| To do |
Write out all of the entries exactly as given.

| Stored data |
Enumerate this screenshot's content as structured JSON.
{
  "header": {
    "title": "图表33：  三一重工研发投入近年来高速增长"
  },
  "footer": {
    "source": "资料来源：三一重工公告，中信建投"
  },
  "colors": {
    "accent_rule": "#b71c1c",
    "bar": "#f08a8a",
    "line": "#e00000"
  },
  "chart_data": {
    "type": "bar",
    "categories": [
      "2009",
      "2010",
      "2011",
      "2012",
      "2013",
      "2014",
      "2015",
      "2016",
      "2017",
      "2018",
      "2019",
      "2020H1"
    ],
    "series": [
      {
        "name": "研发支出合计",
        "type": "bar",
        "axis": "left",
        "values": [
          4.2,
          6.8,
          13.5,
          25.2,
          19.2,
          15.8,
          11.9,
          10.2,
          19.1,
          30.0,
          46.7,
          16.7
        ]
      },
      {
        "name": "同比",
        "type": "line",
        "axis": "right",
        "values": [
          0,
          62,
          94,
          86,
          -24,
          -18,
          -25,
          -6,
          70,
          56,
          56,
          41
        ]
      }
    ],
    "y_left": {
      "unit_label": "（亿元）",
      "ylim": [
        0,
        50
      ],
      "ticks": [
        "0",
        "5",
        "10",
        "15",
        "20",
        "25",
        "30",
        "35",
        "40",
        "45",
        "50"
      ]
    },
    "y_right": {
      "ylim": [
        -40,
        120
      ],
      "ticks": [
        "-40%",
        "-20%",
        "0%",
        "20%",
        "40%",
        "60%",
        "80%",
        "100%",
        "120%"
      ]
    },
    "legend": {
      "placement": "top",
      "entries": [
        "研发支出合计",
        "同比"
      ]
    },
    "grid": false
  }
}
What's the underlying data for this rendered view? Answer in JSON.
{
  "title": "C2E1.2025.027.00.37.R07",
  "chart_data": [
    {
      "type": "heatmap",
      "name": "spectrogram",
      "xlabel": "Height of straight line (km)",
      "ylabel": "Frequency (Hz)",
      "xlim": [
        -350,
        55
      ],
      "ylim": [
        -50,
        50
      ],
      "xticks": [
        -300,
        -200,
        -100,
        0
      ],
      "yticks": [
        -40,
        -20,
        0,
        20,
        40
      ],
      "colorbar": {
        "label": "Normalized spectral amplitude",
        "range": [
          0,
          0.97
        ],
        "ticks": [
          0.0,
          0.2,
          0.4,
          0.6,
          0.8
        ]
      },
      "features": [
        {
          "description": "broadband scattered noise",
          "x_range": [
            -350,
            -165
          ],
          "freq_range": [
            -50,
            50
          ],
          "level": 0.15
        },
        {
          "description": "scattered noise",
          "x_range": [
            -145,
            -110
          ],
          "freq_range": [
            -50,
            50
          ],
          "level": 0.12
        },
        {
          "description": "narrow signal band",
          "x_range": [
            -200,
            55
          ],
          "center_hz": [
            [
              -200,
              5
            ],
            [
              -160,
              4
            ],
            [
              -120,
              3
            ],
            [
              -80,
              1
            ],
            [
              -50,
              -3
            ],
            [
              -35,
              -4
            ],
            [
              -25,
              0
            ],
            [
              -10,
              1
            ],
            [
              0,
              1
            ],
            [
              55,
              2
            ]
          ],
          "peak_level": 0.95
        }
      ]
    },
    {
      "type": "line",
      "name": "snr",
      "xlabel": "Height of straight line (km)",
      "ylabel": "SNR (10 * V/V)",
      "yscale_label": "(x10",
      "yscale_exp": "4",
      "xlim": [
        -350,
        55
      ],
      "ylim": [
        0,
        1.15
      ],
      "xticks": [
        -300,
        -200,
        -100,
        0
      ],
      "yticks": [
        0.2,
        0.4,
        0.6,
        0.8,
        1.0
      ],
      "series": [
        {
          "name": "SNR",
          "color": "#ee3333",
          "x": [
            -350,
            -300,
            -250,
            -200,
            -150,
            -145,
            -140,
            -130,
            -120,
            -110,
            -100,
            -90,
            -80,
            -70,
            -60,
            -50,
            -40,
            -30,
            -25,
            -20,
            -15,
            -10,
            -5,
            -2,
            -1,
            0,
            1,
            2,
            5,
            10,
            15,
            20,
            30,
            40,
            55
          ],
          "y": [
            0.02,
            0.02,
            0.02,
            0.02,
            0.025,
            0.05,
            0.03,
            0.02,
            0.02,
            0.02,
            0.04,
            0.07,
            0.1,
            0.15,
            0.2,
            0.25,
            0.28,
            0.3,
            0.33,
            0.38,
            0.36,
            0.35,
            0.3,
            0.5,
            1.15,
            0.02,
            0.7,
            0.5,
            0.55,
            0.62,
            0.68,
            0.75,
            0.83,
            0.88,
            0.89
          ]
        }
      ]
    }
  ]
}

| Complete response |
Enumerate this screenshot's content as structured JSON.
{
  "header": {
    "title": "图表33：  三一重工研发投入近年来高速增长"
  },
  "footer": {
    "source": "资料来源：三一重工公告，中信建投"
  },
  "colors": {
    "accent_rule": "#b71c1c",
    "bar": "#f08a8a",
    "line": "#e00000"
  },
  "chart_data": {
    "type": "bar",
    "categories": [
      "2009",
      "2010",
      "2011",
      "2012",
      "2013",
      "2014",
      "2015",
      "2016",
      "2017",
      "2018",
      "2019",
      "2020H1"
    ],
    "series": [
      {
        "name": "研发支出合计",
        "type": "bar",
        "axis": "left",
        "values": [
          4.2,
          6.8,
          13.5,
          25.2,
          19.2,
          15.8,
          11.9,
          10.2,
          19.1,
          30.0,
          46.7,
          16.7
        ]
      },
      {
        "name": "同比",
        "type": "line",
        "axis": "right",
        "values": [
          0,
          62,
          94,
          86,
          -24,
          -18,
          -25,
          -6,
          70,
          56,
          56,
          41
        ]
      }
    ],
    "y_left": {
      "unit_label": "（亿元）",
      "ylim": [
        0,
        50
      ],
      "ticks": [
        "0",
        "5",
        "10",
        "15",
        "20",
        "25",
        "30",
        "35",
        "40",
        "45",
        "50"
      ]
    },
    "y_right": {
      "ylim": [
        -40,
        120
      ],
      "ticks": [
        "-40%",
        "-20%",
        "0%",
        "20%",
        "40%",
        "60%",
        "80%",
        "100%",
        "120%"
      ]
    },
    "legend": {
      "placement": "top",
      "entries": [
        "研发支出合计",
        "同比"
      ]
    },
    "grid": false
  }
}
What's the underlying data for this rendered view? Answer in JSON.
{
  "title": "C2E1.2025.027.00.37.R07",
  "chart_data": [
    {
      "type": "heatmap",
      "name": "spectrogram",
      "xlabel": "Height of straight line (km)",
      "ylabel": "Frequency (Hz)",
      "xlim": [
        -350,
        55
      ],
      "ylim": [
        -50,
        50
      ],
      "xticks": [
        -300,
        -200,
        -100,
        0
      ],
      "yticks": [
        -40,
        -20,
        0,
        20,
        40
      ],
      "colorbar": {
        "label": "Normalized spectral amplitude",
        "range": [
          0,
          0.97
        ],
        "ticks": [
          0.0,
          0.2,
          0.4,
          0.6,
          0.8
        ]
      },
      "features": [
        {
          "description": "broadband scattered noise",
          "x_range": [
            -350,
            -165
          ],
          "freq_range": [
            -50,
            50
          ],
          "level": 0.15
        },
        {
          "description": "scattered noise",
          "x_range": [
            -145,
            -110
          ],
          "freq_range": [
            -50,
            50
          ],
          "level": 0.12
        },
        {
          "description": "narrow signal band",
          "x_range": [
            -200,
            55
          ],
          "center_hz": [
            [
              -200,
              5
            ],
            [
              -160,
              4
            ],
            [
              -120,
              3
            ],
            [
              -80,
              1
            ],
            [
              -50,
              -3
            ],
            [
              -35,
              -4
            ],
            [
              -25,
              0
            ],
            [
              -10,
              1
            ],
            [
              0,
              1
            ],
            [
              55,
              2
            ]
          ],
          "peak_level": 0.95
        }
      ]
    },
    {
      "type": "line",
      "name": "snr",
      "xlabel": "Height of straight line (km)",
      "ylabel": "SNR (10 * V/V)",
      "yscale_label": "(x10",
      "yscale_exp": "4",
      "xlim": [
        -350,
        55
      ],
      "ylim": [
        0,
        1.15
      ],
      "xticks": [
        -300,
        -200,
        -100,
        0
      ],
      "yticks": [
        0.2,
        0.4,
        0.6,
        0.8,
        1.0
      ],
      "series": [
        {
          "name": "SNR",
          "color": "#ee3333",
          "x": [
            -350,
            -300,
            -250,
            -200,
            -150,
            -145,
            -140,
            -130,
            -120,
            -110,
            -100,
            -90,
            -80,
            -70,
            -60,
            -50,
            -40,
            -30,
            -25,
            -20,
            -15,
            -10,
            -5,
            -2,
            -1,
            0,
            1,
            2,
            5,
            10,
            15,
            20,
            30,
            40,
            55
          ],
          "y": [
            0.02,
            0.02,
            0.02,
            0.02,
            0.025,
            0.05,
            0.03,
            0.02,
            0.02,
            0.02,
            0.04,
            0.07,
            0.1,
            0.15,
            0.2,
            0.25,
            0.28,
            0.3,
            0.33,
            0.38,
            0.36,
            0.35,
            0.3,
            0.5,
            1.15,
            0.02,
            0.7,
            0.5,
            0.55,
            0.62,
            0.68,
            0.75,
            0.83,
            0.88,
            0.89
          ]
        }
      ]
    }
  ]
}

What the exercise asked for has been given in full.